Items from a figure collection:
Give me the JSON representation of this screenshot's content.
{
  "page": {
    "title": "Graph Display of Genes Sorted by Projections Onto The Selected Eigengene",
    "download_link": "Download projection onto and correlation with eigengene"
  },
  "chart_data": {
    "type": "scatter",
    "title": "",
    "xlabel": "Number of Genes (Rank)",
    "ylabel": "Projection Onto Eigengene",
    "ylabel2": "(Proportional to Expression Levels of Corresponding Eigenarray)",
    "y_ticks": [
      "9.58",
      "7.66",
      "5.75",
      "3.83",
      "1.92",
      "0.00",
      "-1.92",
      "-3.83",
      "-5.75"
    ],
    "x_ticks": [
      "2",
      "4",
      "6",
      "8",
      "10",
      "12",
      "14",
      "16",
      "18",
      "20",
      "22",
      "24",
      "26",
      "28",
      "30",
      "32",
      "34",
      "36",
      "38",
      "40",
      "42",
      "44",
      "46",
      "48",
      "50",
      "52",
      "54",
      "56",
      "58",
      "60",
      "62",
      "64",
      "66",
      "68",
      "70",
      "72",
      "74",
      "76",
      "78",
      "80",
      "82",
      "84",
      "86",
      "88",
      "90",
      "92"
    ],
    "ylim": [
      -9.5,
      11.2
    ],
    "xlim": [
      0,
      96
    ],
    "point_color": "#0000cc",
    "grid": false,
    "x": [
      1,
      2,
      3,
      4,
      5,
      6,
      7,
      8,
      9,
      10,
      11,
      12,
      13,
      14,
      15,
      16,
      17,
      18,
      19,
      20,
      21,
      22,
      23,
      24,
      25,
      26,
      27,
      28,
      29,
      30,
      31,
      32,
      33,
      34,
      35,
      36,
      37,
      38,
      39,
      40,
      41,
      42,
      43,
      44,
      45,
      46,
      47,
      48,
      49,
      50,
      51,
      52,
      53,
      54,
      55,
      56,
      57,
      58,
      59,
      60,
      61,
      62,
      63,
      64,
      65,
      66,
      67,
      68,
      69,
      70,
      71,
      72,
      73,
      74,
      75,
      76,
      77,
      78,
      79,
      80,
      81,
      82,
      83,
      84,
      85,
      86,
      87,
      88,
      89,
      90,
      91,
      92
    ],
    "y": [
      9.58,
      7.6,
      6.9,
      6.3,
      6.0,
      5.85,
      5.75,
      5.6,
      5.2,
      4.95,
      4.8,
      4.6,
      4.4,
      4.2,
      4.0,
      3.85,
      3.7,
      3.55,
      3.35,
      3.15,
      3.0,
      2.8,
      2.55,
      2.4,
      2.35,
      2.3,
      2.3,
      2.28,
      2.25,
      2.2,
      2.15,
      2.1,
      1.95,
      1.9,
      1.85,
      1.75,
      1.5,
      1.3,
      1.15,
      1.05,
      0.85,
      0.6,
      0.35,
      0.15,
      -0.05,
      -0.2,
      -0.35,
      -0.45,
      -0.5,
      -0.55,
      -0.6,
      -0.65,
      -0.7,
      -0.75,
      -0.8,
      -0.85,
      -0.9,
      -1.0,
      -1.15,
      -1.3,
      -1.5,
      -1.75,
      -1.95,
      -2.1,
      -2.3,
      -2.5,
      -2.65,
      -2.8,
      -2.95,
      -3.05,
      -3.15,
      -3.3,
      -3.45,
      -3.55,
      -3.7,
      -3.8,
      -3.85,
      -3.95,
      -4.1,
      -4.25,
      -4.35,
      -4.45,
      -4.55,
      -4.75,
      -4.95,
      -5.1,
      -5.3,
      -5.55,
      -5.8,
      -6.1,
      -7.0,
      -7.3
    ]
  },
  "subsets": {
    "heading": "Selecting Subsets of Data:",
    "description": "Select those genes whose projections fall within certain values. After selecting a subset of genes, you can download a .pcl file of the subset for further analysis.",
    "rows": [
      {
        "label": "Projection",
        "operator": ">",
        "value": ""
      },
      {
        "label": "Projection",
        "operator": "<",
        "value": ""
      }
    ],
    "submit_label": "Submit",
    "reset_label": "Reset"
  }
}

What the task requires
What you return must match the entries exactly, word for word.

Written reply
Give me the JSON representation of this screenshot's content.
{
  "page": {
    "title": "Graph Display of Genes Sorted by Projections Onto The Selected Eigengene",
    "download_link": "Download projection onto and correlation with eigengene"
  },
  "chart_data": {
    "type": "scatter",
    "title": "",
    "xlabel": "Number of Genes (Rank)",
    "ylabel": "Projection Onto Eigengene",
    "ylabel2": "(Proportional to Expression Levels of Corresponding Eigenarray)",
    "y_ticks": [
      "9.58",
      "7.66",
      "5.75",
      "3.83",
      "1.92",
      "0.00",
      "-1.92",
      "-3.83",
      "-5.75"
    ],
    "x_ticks": [
      "2",
      "4",
      "6",
      "8",
      "10",
      "12",
      "14",
      "16",
      "18",
      "20",
      "22",
      "24",
      "26",
      "28",
      "30",
      "32",
      "34",
      "36",
      "38",
      "40",
      "42",
      "44",
      "46",
      "48",
      "50",
      "52",
      "54",
      "56",
      "58",
      "60",
      "62",
      "64",
      "66",
      "68",
      "70",
      "72",
      "74",
      "76",
      "78",
      "80",
      "82",
      "84",
      "86",
      "88",
      "90",
      "92"
    ],
    "ylim": [
      -9.5,
      11.2
    ],
    "xlim": [
      0,
      96
    ],
    "point_color": "#0000cc",
    "grid": false,
    "x": [
      1,
      2,
      3,
      4,
      5,
      6,
      7,
      8,
      9,
      10,
      11,
      12,
      13,
      14,
      15,
      16,
      17,
      18,
      19,
      20,
      21,
      22,
      23,
      24,
      25,
      26,
      27,
      28,
      29,
      30,
      31,
      32,
      33,
      34,
      35,
      36,
      37,
      38,
      39,
      40,
      41,
      42,
      43,
      44,
      45,
      46,
      47,
      48,
      49,
      50,
      51,
      52,
      53,
      54,
      55,
      56,
      57,
      58,
      59,
      60,
      61,
      62,
      63,
      64,
      65,
      66,
      67,
      68,
      69,
      70,
      71,
      72,
      73,
      74,
      75,
      76,
      77,
      78,
      79,
      80,
      81,
      82,
      83,
      84,
      85,
      86,
      87,
      88,
      89,
      90,
      91,
      92
    ],
    "y": [
      9.58,
      7.6,
      6.9,
      6.3,
      6.0,
      5.85,
      5.75,
      5.6,
      5.2,
      4.95,
      4.8,
      4.6,
      4.4,
      4.2,
      4.0,
      3.85,
      3.7,
      3.55,
      3.35,
      3.15,
      3.0,
      2.8,
      2.55,
      2.4,
      2.35,
      2.3,
      2.3,
      2.28,
      2.25,
      2.2,
      2.15,
      2.1,
      1.95,
      1.9,
      1.85,
      1.75,
      1.5,
      1.3,
      1.15,
      1.05,
      0.85,
      0.6,
      0.35,
      0.15,
      -0.05,
      -0.2,
      -0.35,
      -0.45,
      -0.5,
      -0.55,
      -0.6,
      -0.65,
      -0.7,
      -0.75,
      -0.8,
      -0.85,
      -0.9,
      -1.0,
      -1.15,
      -1.3,
      -1.5,
      -1.75,
      -1.95,
      -2.1,
      -2.3,
      -2.5,
      -2.65,
      -2.8,
      -2.95,
      -3.05,
      -3.15,
      -3.3,
      -3.45,
      -3.55,
      -3.7,
      -3.8,
      -3.85,
      -3.95,
      -4.1,
      -4.25,
      -4.35,
      -4.45,
      -4.55,
      -4.75,
      -4.95,
      -5.1,
      -5.3,
      -5.55,
      -5.8,
      -6.1,
      -7.0,
      -7.3
    ]
  },
  "subsets": {
    "heading": "Selecting Subsets of Data:",
    "description": "Select those genes whose projections fall within certain values. After selecting a subset of genes, you can download a .pcl file of the subset for further analysis.",
    "rows": [
      {
        "label": "Projection",
        "operator": ">",
        "value": ""
      },
      {
        "label": "Projection",
        "operator": "<",
        "value": ""
      }
    ],
    "submit_label": "Submit",
    "reset_label": "Reset"
  }
}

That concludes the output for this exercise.